For each line of the data below that holds "color", copy the line.

[Figure dataset records]
★ ★ ★
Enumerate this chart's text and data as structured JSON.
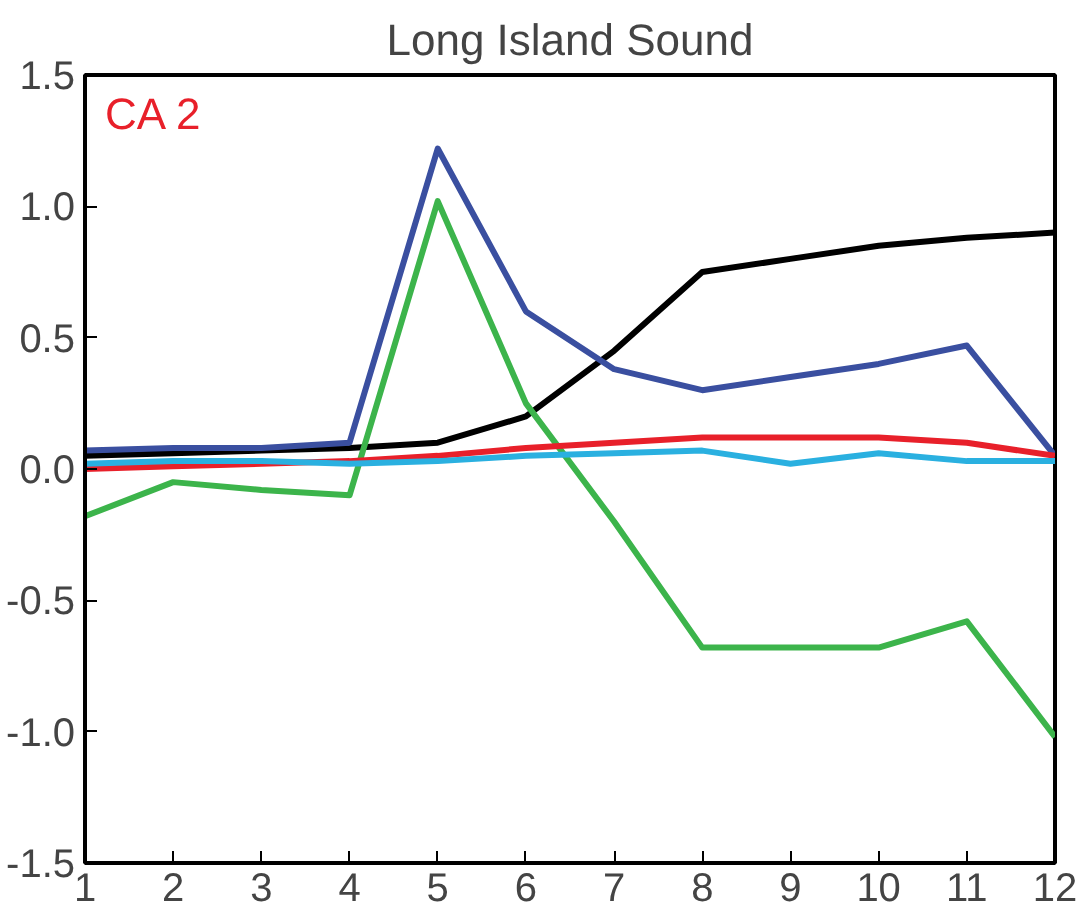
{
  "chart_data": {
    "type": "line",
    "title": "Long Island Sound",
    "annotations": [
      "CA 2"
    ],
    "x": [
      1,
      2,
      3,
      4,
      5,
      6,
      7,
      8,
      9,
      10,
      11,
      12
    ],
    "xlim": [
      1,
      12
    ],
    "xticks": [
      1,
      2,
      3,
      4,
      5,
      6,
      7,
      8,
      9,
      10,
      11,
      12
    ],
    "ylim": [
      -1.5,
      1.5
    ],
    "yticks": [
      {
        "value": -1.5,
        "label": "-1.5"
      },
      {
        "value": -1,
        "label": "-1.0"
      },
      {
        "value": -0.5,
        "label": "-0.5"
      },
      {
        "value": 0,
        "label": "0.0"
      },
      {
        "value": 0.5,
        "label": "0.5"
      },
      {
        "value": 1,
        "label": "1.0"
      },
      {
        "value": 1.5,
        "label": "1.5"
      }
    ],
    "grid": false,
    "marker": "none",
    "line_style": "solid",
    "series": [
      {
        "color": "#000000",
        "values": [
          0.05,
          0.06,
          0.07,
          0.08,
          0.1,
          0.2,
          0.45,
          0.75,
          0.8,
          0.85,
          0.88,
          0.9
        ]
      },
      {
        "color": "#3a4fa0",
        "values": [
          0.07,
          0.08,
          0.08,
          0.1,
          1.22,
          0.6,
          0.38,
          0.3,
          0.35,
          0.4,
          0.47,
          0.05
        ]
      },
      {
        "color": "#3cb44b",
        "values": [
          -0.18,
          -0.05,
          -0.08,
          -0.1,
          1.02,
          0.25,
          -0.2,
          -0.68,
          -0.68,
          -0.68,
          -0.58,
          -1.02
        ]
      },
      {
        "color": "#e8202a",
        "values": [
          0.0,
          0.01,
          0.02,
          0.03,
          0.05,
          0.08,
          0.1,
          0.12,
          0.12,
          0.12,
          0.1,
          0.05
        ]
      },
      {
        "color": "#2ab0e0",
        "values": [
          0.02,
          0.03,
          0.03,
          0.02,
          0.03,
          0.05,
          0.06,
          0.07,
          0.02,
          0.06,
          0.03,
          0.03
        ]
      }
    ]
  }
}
★ ★ ★
**Output for this exercise:**
        "color": "#000000",
        "color": "#3a4fa0",
        "color": "#3cb44b",
        "color": "#e8202a",
        "color": "#2ab0e0",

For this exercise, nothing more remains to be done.